◆ Material provided ◆

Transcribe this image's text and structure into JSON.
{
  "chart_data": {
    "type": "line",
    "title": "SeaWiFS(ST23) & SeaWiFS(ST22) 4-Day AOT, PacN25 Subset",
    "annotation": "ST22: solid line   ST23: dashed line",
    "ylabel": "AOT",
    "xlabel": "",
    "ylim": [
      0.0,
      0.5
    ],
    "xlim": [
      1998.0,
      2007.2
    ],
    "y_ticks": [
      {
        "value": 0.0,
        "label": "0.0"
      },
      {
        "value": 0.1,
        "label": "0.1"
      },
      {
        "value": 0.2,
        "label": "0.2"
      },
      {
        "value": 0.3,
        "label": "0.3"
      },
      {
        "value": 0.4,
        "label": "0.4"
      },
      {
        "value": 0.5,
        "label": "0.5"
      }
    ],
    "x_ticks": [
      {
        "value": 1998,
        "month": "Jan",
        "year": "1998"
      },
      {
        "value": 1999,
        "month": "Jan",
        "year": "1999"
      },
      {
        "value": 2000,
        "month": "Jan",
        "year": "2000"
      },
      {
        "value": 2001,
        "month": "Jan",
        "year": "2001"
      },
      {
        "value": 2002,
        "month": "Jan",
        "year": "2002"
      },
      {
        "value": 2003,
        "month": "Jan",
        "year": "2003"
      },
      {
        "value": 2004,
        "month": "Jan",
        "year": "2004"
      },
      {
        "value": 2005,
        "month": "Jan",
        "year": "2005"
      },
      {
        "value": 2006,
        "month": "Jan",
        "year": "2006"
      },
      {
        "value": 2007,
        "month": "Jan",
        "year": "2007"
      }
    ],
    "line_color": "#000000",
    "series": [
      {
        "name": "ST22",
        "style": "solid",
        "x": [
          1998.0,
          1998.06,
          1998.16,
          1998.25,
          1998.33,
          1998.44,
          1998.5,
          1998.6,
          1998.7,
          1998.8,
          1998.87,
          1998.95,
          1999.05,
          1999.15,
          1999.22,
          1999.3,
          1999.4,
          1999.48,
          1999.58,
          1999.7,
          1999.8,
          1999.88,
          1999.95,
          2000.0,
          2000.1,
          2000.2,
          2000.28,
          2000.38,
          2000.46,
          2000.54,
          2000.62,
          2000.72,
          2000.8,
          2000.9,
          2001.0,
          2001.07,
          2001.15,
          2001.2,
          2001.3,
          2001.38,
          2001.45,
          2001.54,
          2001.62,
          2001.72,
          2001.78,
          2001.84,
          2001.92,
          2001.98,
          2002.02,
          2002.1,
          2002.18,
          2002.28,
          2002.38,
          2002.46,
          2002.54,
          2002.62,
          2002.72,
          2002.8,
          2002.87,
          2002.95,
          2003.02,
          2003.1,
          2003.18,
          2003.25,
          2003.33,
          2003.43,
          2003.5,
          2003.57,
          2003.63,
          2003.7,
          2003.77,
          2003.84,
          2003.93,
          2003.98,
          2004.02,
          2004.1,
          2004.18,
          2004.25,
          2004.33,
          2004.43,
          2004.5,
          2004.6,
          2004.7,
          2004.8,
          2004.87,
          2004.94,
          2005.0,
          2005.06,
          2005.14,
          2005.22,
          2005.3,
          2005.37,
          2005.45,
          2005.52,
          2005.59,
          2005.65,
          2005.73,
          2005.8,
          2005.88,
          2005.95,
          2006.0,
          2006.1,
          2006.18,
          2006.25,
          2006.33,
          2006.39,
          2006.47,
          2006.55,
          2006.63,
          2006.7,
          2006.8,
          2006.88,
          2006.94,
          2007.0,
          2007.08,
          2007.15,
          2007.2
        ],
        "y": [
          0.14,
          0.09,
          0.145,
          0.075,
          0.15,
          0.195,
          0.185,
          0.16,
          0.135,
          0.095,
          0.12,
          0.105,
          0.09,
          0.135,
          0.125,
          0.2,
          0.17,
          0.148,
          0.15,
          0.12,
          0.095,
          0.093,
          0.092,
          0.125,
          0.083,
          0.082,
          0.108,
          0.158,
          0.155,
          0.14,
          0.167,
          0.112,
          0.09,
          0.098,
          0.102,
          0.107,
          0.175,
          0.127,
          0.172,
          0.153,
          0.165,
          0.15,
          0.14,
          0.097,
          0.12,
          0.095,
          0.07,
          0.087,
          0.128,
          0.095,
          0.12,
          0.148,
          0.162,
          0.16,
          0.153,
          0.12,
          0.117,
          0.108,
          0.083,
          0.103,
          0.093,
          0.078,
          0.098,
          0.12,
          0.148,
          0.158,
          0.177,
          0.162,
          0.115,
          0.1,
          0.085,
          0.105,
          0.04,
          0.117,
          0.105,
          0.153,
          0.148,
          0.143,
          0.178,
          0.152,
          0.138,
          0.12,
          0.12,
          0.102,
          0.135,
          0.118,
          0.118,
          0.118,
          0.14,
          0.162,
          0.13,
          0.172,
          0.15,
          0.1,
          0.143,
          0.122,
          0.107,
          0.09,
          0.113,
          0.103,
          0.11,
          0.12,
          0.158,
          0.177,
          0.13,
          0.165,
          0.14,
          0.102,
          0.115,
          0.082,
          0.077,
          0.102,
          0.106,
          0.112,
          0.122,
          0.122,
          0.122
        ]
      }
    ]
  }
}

◆ Exercise description ◆
Wherever "year" shows up in a line, copy that line.

◆ The answer ◆
        "year": "1998"
        "year": "1999"
        "year": "2000"
        "year": "2001"
        "year": "2002"
        "year": "2003"
        "year": "2004"
        "year": "2005"
        "year": "2006"
        "year": "2007"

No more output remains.